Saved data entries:
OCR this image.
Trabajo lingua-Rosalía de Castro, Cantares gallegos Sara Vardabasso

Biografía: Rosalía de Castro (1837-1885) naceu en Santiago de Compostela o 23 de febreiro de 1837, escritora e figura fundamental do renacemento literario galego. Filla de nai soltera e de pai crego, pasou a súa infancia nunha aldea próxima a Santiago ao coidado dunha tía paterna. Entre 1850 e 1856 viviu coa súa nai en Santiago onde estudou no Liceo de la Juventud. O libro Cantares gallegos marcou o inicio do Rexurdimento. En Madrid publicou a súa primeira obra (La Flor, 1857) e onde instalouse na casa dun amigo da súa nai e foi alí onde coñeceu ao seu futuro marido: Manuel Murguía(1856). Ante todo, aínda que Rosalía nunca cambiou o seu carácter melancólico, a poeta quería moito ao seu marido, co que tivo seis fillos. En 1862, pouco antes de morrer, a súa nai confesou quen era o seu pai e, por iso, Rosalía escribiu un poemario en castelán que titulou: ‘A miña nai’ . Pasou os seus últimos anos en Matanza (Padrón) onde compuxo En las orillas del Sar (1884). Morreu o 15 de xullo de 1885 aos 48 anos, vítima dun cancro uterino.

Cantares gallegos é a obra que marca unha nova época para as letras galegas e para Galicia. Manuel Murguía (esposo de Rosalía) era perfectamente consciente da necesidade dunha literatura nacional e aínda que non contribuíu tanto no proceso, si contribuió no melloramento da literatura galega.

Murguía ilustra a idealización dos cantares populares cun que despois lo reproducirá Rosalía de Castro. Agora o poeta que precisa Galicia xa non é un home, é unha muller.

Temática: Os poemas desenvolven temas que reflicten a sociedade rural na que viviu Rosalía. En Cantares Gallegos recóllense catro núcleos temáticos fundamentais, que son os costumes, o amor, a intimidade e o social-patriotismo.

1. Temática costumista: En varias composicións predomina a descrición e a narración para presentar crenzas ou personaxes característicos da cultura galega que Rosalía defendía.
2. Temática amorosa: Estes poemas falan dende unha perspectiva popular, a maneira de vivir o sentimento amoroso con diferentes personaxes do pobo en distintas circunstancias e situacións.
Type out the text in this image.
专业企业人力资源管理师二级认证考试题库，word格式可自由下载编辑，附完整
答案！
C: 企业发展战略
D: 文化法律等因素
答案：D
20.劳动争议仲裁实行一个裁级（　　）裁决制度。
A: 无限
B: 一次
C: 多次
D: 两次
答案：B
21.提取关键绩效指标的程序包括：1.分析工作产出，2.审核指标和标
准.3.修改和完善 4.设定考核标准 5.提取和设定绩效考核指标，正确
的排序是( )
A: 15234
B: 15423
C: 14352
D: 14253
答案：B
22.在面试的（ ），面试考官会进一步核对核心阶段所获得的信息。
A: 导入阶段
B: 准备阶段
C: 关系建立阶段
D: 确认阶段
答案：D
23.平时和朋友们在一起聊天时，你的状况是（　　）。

• **What you will do**
Write out once more the lines above beginning at the line with "Type out the text in this image."; continue through the final line and stop there.

• **Written response**
Type out the text in this image.
专业企业人力资源管理师二级认证考试题库，word格式可自由下载编辑，附完整
答案！
C: 企业发展战略
D: 文化法律等因素
答案：D
20.劳动争议仲裁实行一个裁级（　　）裁决制度。
A: 无限
B: 一次
C: 多次
D: 两次
答案：B
21.提取关键绩效指标的程序包括：1.分析工作产出，2.审核指标和标
准.3.修改和完善 4.设定考核标准 5.提取和设定绩效考核指标，正确
的排序是( )
A: 15234
B: 15423
C: 14352
D: 14253
答案：B
22.在面试的（ ），面试考官会进一步核对核心阶段所获得的信息。
A: 导入阶段
B: 准备阶段
C: 关系建立阶段
D: 确认阶段
答案：D
23.平时和朋友们在一起聊天时，你的状况是（　　）。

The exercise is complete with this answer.